- The problem
Take the line that contains "What data populates" and all lines after it, up to and including the last line of the data, and write them out exactly; nothing else belongs in the answer.

- Data for the task
───

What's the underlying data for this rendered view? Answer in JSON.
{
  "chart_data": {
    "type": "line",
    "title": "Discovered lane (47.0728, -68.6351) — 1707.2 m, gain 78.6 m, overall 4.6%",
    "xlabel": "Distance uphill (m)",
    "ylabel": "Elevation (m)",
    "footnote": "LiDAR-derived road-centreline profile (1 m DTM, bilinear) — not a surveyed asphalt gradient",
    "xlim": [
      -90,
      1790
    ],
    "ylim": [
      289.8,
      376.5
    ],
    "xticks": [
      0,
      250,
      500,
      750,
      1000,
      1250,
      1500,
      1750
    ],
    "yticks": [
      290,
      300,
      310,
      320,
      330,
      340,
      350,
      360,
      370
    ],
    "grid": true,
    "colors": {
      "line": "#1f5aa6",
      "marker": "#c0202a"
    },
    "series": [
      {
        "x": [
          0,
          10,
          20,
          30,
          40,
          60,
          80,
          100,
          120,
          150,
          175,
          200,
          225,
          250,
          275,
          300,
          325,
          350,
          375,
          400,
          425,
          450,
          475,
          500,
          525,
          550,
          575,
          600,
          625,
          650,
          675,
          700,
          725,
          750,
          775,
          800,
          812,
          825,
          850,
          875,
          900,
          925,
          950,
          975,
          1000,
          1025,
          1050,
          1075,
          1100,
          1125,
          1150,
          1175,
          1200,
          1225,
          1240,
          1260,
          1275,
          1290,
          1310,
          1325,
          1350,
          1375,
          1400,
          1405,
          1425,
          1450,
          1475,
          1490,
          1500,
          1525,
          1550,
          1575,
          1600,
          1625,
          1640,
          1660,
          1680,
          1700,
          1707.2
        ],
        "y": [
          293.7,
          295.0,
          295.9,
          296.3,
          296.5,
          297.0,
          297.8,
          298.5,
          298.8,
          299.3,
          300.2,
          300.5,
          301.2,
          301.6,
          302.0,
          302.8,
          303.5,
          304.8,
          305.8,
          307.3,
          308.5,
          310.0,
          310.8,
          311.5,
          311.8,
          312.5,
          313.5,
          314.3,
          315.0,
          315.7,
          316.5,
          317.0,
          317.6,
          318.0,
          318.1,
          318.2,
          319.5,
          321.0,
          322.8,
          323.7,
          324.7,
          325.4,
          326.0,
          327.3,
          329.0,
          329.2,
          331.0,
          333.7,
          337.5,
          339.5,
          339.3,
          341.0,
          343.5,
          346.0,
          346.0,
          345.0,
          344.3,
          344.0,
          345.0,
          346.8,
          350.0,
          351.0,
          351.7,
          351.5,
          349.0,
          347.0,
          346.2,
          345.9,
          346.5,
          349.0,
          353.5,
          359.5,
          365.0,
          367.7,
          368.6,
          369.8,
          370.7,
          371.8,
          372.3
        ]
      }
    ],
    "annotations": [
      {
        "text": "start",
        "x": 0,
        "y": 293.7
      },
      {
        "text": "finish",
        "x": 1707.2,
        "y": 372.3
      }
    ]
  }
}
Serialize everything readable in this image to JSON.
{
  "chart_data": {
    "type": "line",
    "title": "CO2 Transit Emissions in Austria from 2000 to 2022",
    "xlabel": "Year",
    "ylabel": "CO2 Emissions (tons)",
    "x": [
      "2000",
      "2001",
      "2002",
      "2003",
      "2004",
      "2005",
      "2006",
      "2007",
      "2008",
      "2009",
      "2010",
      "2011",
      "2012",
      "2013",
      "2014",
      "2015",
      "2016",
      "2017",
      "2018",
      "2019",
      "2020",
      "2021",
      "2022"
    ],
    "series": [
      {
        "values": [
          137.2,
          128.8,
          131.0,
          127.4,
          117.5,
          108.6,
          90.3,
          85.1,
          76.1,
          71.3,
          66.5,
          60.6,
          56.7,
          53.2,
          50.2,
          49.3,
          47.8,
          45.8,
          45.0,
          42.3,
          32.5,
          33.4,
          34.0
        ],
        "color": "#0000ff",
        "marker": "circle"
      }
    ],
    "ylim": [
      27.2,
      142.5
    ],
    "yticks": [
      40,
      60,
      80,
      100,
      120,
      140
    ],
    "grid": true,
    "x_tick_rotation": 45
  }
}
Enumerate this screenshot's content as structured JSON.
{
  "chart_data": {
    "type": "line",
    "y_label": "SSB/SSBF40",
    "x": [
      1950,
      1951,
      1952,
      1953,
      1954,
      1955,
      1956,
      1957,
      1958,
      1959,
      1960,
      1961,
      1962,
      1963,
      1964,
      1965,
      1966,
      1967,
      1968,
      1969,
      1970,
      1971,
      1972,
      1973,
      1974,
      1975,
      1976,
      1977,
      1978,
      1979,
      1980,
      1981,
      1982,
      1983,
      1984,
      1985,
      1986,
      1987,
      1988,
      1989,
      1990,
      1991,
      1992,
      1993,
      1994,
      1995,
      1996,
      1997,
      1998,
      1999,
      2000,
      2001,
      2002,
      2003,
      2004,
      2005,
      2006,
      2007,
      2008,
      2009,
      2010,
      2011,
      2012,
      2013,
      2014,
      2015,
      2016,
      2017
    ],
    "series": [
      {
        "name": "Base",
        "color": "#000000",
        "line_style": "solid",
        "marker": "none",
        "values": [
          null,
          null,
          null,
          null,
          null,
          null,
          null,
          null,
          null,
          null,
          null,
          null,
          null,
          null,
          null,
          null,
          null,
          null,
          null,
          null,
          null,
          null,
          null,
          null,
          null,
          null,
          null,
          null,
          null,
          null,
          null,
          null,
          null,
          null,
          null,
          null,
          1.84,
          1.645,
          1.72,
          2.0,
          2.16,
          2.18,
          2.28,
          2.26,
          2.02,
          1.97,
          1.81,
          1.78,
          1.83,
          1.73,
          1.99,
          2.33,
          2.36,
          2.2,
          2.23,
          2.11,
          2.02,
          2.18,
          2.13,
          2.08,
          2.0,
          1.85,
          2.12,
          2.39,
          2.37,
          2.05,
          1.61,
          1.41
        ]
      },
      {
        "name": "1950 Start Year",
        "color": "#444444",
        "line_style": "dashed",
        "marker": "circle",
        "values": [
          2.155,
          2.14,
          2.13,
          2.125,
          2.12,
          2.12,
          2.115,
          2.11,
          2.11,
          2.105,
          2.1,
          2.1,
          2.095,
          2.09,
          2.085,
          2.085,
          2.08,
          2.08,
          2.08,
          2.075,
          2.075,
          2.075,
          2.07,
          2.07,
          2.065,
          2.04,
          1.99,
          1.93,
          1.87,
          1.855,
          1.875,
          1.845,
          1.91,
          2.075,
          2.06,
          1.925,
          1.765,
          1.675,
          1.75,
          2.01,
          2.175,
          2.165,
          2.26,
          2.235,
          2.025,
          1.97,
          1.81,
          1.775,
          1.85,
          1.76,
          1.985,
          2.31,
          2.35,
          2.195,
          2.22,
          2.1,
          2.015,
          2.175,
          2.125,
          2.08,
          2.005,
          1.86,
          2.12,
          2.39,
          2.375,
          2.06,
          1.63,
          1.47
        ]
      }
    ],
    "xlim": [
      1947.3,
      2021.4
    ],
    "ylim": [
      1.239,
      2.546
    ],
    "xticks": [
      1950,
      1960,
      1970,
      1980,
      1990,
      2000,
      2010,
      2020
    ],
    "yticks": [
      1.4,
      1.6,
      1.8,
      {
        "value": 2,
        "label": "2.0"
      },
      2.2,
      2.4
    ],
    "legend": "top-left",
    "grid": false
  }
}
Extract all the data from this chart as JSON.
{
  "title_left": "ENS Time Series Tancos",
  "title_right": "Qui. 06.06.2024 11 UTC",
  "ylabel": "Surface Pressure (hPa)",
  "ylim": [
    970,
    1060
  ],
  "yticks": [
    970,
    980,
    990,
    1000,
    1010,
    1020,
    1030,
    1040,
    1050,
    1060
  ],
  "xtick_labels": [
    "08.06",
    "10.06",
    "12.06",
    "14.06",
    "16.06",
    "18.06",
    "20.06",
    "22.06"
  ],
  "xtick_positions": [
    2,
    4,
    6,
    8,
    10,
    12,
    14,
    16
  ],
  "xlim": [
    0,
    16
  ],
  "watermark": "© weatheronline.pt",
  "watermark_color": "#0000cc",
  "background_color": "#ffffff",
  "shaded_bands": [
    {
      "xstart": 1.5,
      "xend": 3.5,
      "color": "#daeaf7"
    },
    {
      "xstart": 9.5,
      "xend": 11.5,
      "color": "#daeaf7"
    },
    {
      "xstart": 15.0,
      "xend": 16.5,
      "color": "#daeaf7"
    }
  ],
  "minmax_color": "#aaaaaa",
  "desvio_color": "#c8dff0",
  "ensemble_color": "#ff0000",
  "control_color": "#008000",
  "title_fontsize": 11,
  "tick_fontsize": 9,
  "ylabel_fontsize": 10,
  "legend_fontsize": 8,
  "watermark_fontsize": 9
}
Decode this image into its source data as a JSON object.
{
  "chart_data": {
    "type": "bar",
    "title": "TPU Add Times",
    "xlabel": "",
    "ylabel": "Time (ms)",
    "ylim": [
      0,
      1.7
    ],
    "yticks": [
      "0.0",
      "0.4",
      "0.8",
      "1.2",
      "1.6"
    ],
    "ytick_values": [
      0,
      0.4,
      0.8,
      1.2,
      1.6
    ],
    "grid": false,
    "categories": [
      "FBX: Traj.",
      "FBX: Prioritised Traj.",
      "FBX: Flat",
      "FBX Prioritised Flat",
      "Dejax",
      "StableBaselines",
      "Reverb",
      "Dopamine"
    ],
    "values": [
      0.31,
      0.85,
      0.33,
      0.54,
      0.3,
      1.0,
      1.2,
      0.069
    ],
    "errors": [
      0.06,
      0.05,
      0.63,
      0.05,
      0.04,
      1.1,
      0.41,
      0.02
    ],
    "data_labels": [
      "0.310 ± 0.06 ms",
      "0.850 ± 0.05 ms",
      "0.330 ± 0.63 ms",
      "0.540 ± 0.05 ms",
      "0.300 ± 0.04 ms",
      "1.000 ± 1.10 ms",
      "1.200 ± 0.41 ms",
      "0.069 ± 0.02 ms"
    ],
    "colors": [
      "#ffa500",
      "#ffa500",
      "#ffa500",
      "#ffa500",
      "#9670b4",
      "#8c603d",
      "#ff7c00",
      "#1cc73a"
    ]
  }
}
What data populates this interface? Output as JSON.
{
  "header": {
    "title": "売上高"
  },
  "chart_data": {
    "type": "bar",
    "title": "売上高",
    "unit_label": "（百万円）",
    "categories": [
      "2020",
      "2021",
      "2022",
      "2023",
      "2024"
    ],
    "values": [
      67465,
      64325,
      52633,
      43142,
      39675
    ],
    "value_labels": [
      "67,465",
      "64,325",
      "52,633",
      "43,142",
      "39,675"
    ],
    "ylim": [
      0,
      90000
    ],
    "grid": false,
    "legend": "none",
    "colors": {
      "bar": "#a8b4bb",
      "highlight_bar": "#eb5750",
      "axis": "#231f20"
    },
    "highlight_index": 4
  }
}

───

- Task solution
What data populates this interface? Output as JSON.
{
  "header": {
    "title": "売上高"
  },
  "chart_data": {
    "type": "bar",
    "title": "売上高",
    "unit_label": "（百万円）",
    "categories": [
      "2020",
      "2021",
      "2022",
      "2023",
      "2024"
    ],
    "values": [
      67465,
      64325,
      52633,
      43142,
      39675
    ],
    "value_labels": [
      "67,465",
      "64,325",
      "52,633",
      "43,142",
      "39,675"
    ],
    "ylim": [
      0,
      90000
    ],
    "grid": false,
    "legend": "none",
    "colors": {
      "bar": "#a8b4bb",
      "highlight_bar": "#eb5750",
      "axis": "#231f20"
    },
    "highlight_index": 4
  }
}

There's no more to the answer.